_REQUIRED TASK_
Print every entry word for word, but omit the pictures.

_RAW RECORDS_
_____
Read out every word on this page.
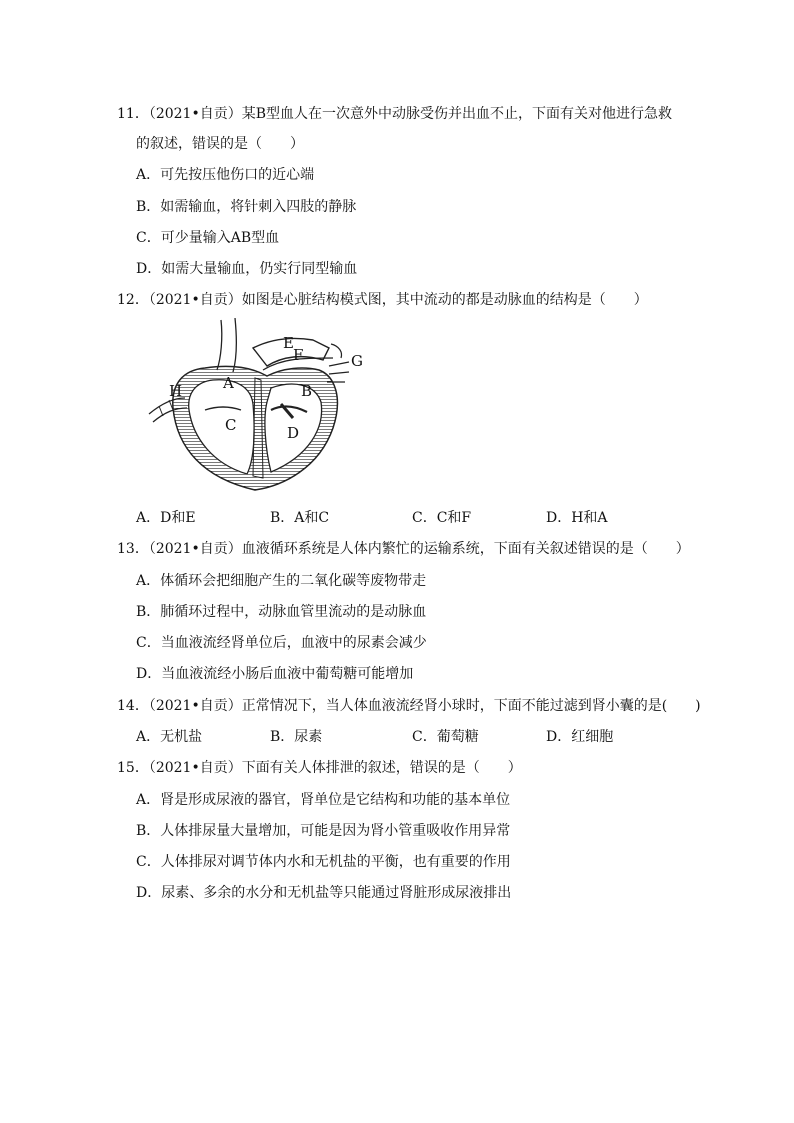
11．（2021•自贡）某B型血人在一次意外中动脉受伤并出血不止，下面有关对他进行急救
的叙述，错误的是（　　）
A．可先按压他伤口的近心端
B．如需输血，将针刺入四肢的静脉
C．可少量输入AB型血
D．如需大量输血，仍实行同型输血
12．（2021•自贡）如图是心脏结构模式图，其中流动的都是动脉血的结构是（　　）
A	B
C	D
E
F	G
H
A．D和E	B．A和C	C．C和F	D．H和A
13．（2021•自贡）血液循环系统是人体内繁忙的运输系统，下面有关叙述错误的是（　　）
A．体循环会把细胞产生的二氧化碳等废物带走
B．肺循环过程中，动脉血管里流动的是动脉血
C．当血液流经肾单位后，血液中的尿素会减少
D．当血液流经小肠后血液中葡萄糖可能增加
14．（2021•自贡）正常情况下，当人体血液流经肾小球时，下面不能过滤到肾小囊的是(　　)
A．无机盐	B．尿素	C．葡萄糖	D．红细胞
15．（2021•自贡）下面有关人体排泄的叙述，错误的是（　　）
A．肾是形成尿液的器官，肾单位是它结构和功能的基本单位
B．人体排尿量大量增加，可能是因为肾小管重吸收作用异常
C．人体排尿对调节体内水和无机盐的平衡，也有重要的作用
D．尿素、多余的水分和无机盐等只能通过肾脏形成尿液排出
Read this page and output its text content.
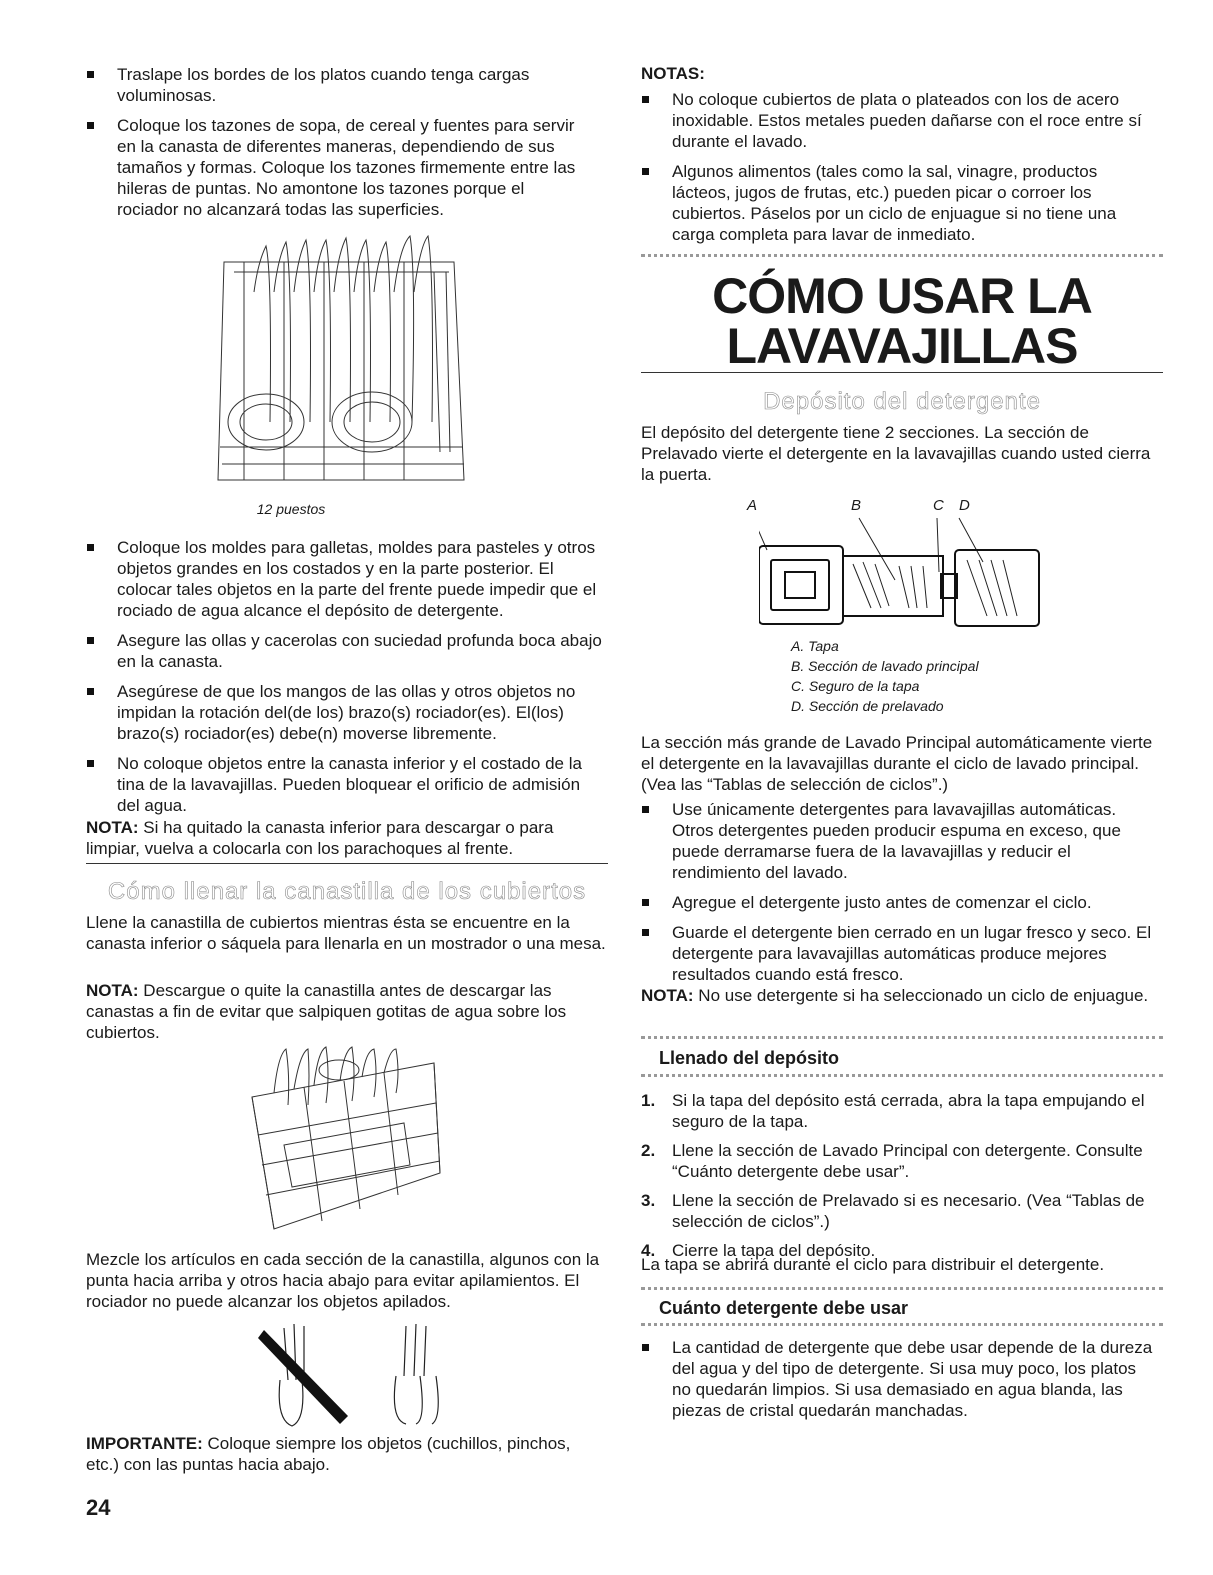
Traslape los bordes de los platos cuando tenga cargas voluminosas.
Coloque los tazones de sopa, de cereal y fuentes para servir en la canasta de diferentes maneras, dependiendo de sus tamaños y formas. Coloque los tazones firmemente entre las hileras de puntas. No amontone los tazones porque el rociador no alcanzará todas las superficies.
12 puestos
Coloque los moldes para galletas, moldes para pasteles y otros objetos grandes en los costados y en la parte posterior. El colocar tales objetos en la parte del frente puede impedir que el rociado de agua alcance el depósito de detergente.
Asegure las ollas y cacerolas con suciedad profunda boca abajo en la canasta.
Asegúrese de que los mangos de las ollas y otros objetos no impidan la rotación del(de los) brazo(s) rociador(es). El(los) brazo(s) rociador(es) debe(n) moverse libremente.
No coloque objetos entre la canasta inferior y el costado de la tina de la lavavajillas. Pueden bloquear el orificio de admisión del agua.

NOTA: Si ha quitado la canasta inferior para descargar o para limpiar, vuelva a colocarla con los parachoques al frente.

Cómo llenar la canastilla de los cubiertos

Llene la canastilla de cubiertos mientras ésta se encuentre en la canasta inferior o sáquela para llenarla en un mostrador o una mesa.

NOTA: Descargue o quite la canastilla antes de descargar las canastas a fin de evitar que salpiquen gotitas de agua sobre los cubiertos.

Mezcle los artículos en cada sección de la canastilla, algunos con la punta hacia arriba y otros hacia abajo para evitar apilamientos. El rociador no puede alcanzar los objetos apilados.

IMPORTANTE: Coloque siempre los objetos (cuchillos, pinchos, etc.) con las puntas hacia abajo.

24
NOTAS:
No coloque cubiertos de plata o plateados con los de acero inoxidable. Estos metales pueden dañarse con el roce entre sí durante el lavado.
Algunos alimentos (tales como la sal, vinagre, productos lácteos, jugos de frutas, etc.) pueden picar o corroer los cubiertos. Páselos por un ciclo de enjuague si no tiene una carga completa para lavar de inmediato.
CÓMO USAR LA
LAVAVAJILLAS
Depósito del detergente

El depósito del detergente tiene 2 secciones. La sección de Prelavado vierte el detergente en la lavavajillas cuando usted cierra la puerta.

A	B	C D
A. Tapa
B. Sección de lavado principal
C. Seguro de la tapa
D. Sección de prelavado

La sección más grande de Lavado Principal automáticamente vierte el detergente en la lavavajillas durante el ciclo de lavado principal. (Vea las “Tablas de selección de ciclos”.)

Use únicamente detergentes para lavavajillas automáticas. Otros detergentes pueden producir espuma en exceso, que puede derramarse fuera de la lavavajillas y reducir el rendimiento del lavado.
Agregue el detergente justo antes de comenzar el ciclo.
Guarde el detergente bien cerrado en un lugar fresco y seco. El detergente para lavavajillas automáticas produce mejores resultados cuando está fresco.

NOTA: No use detergente si ha seleccionado un ciclo de enjuague.

Llenado del depósito
1. Si la tapa del depósito está cerrada, abra la tapa empujando el seguro de la tapa.
2. Llene la sección de Lavado Principal con detergente. Consulte “Cuánto detergente debe usar”.
3. Llene la sección de Prelavado si es necesario. (Vea “Tablas de selección de ciclos”.)
4. Cierre la tapa del depósito.

La tapa se abrirá durante el ciclo para distribuir el detergente.

Cuánto detergente debe usar
La cantidad de detergente que debe usar depende de la dureza del agua y del tipo de detergente. Si usa muy poco, los platos no quedarán limpios. Si usa demasiado en agua blanda, las piezas de cristal quedarán manchadas.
_____
_RESULT FOR THIS EXERCISE_
Read out every word on this page.
11．（2021•自贡）某B型血人在一次意外中动脉受伤并出血不止，下面有关对他进行急救
的叙述，错误的是（　　）
A．可先按压他伤口的近心端
B．如需输血，将针刺入四肢的静脉
C．可少量输入AB型血
D．如需大量输血，仍实行同型输血
12．（2021•自贡）如图是心脏结构模式图，其中流动的都是动脉血的结构是（　　）
A	B
C	D
E
F	G
H
A．D和E	B．A和C	C．C和F	D．H和A
13．（2021•自贡）血液循环系统是人体内繁忙的运输系统，下面有关叙述错误的是（　　）
A．体循环会把细胞产生的二氧化碳等废物带走
B．肺循环过程中，动脉血管里流动的是动脉血
C．当血液流经肾单位后，血液中的尿素会减少
D．当血液流经小肠后血液中葡萄糖可能增加
14．（2021•自贡）正常情况下，当人体血液流经肾小球时，下面不能过滤到肾小囊的是(　　)
A．无机盐	B．尿素	C．葡萄糖	D．红细胞
15．（2021•自贡）下面有关人体排泄的叙述，错误的是（　　）
A．肾是形成尿液的器官，肾单位是它结构和功能的基本单位
B．人体排尿量大量增加，可能是因为肾小管重吸收作用异常
C．人体排尿对调节体内水和无机盐的平衡，也有重要的作用
D．尿素、多余的水分和无机盐等只能通过肾脏形成尿液排出
Read this page and output its text content.
Traslape los bordes de los platos cuando tenga cargas voluminosas.
Coloque los tazones de sopa, de cereal y fuentes para servir en la canasta de diferentes maneras, dependiendo de sus tamaños y formas. Coloque los tazones firmemente entre las hileras de puntas. No amontone los tazones porque el rociador no alcanzará todas las superficies.
12 puestos
Coloque los moldes para galletas, moldes para pasteles y otros objetos grandes en los costados y en la parte posterior. El colocar tales objetos en la parte del frente puede impedir que el rociado de agua alcance el depósito de detergente.
Asegure las ollas y cacerolas con suciedad profunda boca abajo en la canasta.
Asegúrese de que los mangos de las ollas y otros objetos no impidan la rotación del(de los) brazo(s) rociador(es). El(los) brazo(s) rociador(es) debe(n) moverse libremente.
No coloque objetos entre la canasta inferior y el costado de la tina de la lavavajillas. Pueden bloquear el orificio de admisión del agua.

NOTA: Si ha quitado la canasta inferior para descargar o para limpiar, vuelva a colocarla con los parachoques al frente.

Cómo llenar la canastilla de los cubiertos

Llene la canastilla de cubiertos mientras ésta se encuentre en la canasta inferior o sáquela para llenarla en un mostrador o una mesa.

NOTA: Descargue o quite la canastilla antes de descargar las canastas a fin de evitar que salpiquen gotitas de agua sobre los cubiertos.

Mezcle los artículos en cada sección de la canastilla, algunos con la punta hacia arriba y otros hacia abajo para evitar apilamientos. El rociador no puede alcanzar los objetos apilados.

IMPORTANTE: Coloque siempre los objetos (cuchillos, pinchos, etc.) con las puntas hacia abajo.

24
NOTAS:
No coloque cubiertos de plata o plateados con los de acero inoxidable. Estos metales pueden dañarse con el roce entre sí durante el lavado.
Algunos alimentos (tales como la sal, vinagre, productos lácteos, jugos de frutas, etc.) pueden picar o corroer los cubiertos. Páselos por un ciclo de enjuague si no tiene una carga completa para lavar de inmediato.
CÓMO USAR LA
LAVAVAJILLAS
Depósito del detergente

El depósito del detergente tiene 2 secciones. La sección de Prelavado vierte el detergente en la lavavajillas cuando usted cierra la puerta.

A	B	C D
A. Tapa
B. Sección de lavado principal
C. Seguro de la tapa
D. Sección de prelavado

La sección más grande de Lavado Principal automáticamente vierte el detergente en la lavavajillas durante el ciclo de lavado principal. (Vea las “Tablas de selección de ciclos”.)

Use únicamente detergentes para lavavajillas automáticas. Otros detergentes pueden producir espuma en exceso, que puede derramarse fuera de la lavavajillas y reducir el rendimiento del lavado.
Agregue el detergente justo antes de comenzar el ciclo.
Guarde el detergente bien cerrado en un lugar fresco y seco. El detergente para lavavajillas automáticas produce mejores resultados cuando está fresco.

NOTA: No use detergente si ha seleccionado un ciclo de enjuague.

Llenado del depósito
1. Si la tapa del depósito está cerrada, abra la tapa empujando el seguro de la tapa.
2. Llene la sección de Lavado Principal con detergente. Consulte “Cuánto detergente debe usar”.
3. Llene la sección de Prelavado si es necesario. (Vea “Tablas de selección de ciclos”.)
4. Cierre la tapa del depósito.

La tapa se abrirá durante el ciclo para distribuir el detergente.

Cuánto detergente debe usar
La cantidad de detergente que debe usar depende de la dureza del agua y del tipo de detergente. Si usa muy poco, los platos no quedarán limpios. Si usa demasiado en agua blanda, las piezas de cristal quedarán manchadas.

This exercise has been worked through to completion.